### AIM
Check each line of the records below for the word "this" and copy those where it appears.

### STORED ROWS

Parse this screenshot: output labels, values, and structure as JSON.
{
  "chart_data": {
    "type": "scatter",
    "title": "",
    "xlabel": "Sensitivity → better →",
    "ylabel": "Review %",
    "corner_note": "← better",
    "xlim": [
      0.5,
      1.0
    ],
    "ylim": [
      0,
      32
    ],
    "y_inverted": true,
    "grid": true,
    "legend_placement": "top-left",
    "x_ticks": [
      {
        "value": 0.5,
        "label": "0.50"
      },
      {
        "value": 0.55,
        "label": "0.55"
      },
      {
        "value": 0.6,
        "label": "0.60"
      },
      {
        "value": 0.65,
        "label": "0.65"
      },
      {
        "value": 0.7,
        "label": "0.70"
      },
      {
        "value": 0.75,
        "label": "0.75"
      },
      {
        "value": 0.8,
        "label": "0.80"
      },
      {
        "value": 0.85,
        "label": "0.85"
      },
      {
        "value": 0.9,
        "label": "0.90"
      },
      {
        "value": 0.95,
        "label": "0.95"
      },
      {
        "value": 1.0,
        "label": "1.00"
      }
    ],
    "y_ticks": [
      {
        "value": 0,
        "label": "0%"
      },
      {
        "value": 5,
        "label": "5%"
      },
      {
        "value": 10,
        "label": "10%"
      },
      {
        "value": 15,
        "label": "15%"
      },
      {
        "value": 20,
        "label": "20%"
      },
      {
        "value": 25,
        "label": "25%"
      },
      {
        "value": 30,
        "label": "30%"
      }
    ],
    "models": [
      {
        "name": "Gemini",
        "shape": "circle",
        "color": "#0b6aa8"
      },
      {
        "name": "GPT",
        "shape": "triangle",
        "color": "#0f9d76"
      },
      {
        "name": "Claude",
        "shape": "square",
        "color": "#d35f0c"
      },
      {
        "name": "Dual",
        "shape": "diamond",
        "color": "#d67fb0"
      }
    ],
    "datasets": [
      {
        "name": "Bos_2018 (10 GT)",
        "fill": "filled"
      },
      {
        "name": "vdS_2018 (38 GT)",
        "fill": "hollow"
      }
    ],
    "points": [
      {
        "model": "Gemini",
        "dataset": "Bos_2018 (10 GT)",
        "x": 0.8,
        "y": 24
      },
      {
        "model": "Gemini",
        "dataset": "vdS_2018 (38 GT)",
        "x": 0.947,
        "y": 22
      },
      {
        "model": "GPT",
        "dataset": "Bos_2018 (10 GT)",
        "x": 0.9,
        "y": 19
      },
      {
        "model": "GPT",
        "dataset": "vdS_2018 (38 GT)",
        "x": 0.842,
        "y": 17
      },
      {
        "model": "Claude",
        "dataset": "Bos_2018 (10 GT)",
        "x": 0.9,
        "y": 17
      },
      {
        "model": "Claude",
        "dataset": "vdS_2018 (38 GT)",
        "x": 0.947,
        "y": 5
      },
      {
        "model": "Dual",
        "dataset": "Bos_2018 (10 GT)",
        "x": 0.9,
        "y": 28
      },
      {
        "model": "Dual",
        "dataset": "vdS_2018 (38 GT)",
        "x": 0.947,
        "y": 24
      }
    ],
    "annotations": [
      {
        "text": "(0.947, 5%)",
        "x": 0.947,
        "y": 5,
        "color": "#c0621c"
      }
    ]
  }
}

...

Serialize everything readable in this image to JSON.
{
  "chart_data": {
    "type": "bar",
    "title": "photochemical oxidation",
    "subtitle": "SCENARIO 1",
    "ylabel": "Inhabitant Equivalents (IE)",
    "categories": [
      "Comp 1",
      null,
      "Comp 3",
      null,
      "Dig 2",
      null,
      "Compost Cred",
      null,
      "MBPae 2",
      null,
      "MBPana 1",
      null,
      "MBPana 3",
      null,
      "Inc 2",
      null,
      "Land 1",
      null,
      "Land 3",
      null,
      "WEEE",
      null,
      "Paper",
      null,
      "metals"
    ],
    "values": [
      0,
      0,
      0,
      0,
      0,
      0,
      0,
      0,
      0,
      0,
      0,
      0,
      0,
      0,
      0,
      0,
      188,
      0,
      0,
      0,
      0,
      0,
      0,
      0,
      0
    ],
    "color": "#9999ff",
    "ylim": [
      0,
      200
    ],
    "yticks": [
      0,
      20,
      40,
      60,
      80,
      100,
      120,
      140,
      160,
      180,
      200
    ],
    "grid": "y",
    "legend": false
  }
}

* * *

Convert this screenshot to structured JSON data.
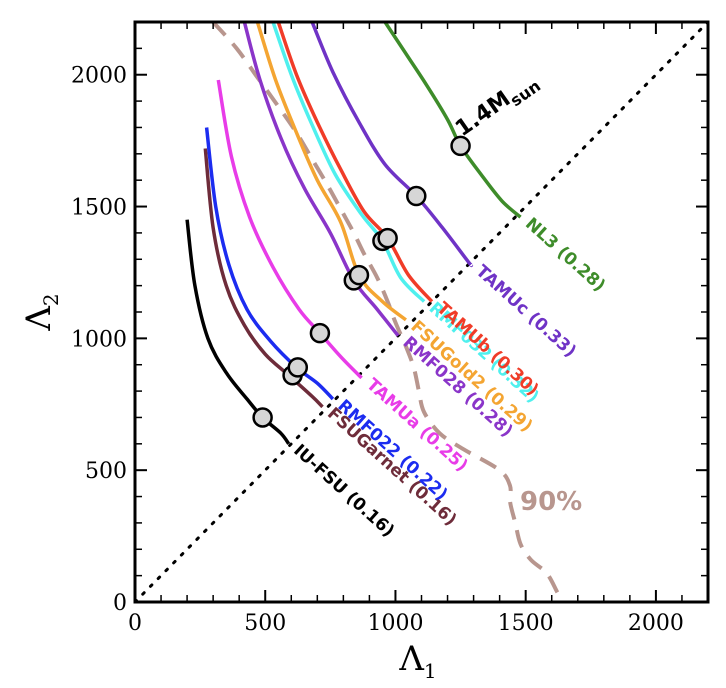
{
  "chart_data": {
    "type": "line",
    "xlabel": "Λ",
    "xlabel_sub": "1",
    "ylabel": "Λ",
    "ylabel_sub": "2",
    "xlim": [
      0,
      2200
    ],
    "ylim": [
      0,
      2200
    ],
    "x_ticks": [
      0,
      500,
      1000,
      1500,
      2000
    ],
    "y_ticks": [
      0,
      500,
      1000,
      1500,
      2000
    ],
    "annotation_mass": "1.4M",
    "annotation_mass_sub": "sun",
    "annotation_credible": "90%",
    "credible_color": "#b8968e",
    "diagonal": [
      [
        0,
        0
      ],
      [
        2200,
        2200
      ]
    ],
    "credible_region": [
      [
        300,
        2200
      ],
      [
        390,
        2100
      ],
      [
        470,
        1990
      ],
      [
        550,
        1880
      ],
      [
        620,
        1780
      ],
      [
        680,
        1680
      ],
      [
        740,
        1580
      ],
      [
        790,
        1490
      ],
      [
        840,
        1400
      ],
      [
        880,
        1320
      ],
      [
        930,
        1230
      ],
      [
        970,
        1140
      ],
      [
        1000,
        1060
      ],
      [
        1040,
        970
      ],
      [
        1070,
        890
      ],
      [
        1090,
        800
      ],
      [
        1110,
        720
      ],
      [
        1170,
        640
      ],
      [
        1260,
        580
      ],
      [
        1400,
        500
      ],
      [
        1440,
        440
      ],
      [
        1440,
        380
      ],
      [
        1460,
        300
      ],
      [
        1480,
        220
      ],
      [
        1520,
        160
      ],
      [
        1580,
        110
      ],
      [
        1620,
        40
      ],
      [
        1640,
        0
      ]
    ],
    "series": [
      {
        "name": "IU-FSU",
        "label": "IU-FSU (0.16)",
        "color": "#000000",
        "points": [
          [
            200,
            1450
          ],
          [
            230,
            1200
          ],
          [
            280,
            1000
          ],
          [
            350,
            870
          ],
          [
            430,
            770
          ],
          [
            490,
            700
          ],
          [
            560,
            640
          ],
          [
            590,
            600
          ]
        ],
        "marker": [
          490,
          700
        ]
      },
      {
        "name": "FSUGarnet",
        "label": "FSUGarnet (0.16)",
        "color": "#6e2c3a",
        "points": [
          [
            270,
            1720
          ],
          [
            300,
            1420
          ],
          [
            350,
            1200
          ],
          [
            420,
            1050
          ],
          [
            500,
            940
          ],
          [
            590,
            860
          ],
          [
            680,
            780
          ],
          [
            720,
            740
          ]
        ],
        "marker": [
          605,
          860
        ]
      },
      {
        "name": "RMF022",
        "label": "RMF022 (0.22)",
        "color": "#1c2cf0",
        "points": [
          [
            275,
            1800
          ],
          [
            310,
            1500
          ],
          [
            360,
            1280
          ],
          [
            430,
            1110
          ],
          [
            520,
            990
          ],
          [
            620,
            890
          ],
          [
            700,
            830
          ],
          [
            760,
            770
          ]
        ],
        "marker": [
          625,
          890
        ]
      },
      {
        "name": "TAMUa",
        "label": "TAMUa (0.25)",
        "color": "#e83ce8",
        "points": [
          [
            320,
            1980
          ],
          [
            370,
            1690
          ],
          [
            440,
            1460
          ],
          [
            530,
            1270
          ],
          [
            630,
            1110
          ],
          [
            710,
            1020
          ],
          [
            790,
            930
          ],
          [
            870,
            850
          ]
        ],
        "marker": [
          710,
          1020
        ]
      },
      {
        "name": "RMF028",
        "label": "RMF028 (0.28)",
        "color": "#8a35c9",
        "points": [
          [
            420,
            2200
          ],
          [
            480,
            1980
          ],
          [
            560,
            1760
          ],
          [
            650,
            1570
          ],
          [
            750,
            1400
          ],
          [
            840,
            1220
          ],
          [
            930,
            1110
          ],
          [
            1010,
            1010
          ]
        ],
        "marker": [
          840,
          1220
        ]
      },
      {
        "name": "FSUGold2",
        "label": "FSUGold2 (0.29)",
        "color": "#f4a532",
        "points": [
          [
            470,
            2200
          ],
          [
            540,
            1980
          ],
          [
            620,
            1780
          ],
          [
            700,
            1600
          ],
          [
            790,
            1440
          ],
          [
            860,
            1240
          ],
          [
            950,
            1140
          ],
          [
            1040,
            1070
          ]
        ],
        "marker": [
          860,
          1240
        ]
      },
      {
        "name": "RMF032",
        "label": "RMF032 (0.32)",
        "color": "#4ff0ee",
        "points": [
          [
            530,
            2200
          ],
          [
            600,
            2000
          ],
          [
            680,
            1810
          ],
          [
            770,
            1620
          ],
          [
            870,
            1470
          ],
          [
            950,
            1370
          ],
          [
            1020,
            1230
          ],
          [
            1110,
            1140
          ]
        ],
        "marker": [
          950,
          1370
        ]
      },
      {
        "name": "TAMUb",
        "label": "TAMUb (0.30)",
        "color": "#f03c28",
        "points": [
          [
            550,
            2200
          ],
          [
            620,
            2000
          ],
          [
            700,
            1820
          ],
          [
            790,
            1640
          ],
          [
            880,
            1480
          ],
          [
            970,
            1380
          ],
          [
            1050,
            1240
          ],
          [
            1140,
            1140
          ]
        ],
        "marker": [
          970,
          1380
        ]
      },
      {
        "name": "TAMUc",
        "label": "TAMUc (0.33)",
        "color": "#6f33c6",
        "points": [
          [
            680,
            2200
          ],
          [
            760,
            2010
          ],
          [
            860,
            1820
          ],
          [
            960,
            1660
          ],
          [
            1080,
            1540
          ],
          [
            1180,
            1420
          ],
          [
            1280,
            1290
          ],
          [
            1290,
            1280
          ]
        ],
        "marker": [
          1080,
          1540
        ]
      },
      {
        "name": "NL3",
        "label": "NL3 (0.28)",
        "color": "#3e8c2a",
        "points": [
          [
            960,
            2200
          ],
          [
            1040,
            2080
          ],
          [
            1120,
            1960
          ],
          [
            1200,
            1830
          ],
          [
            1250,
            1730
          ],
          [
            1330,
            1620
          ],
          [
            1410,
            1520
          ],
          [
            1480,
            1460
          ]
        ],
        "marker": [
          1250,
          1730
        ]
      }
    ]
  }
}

### ANSWER IN FULL
Parse this screenshot: output labels, values, and structure as JSON.
Serialize everything readable in this image to JSON.
Convert this screenshot to structured JSON data.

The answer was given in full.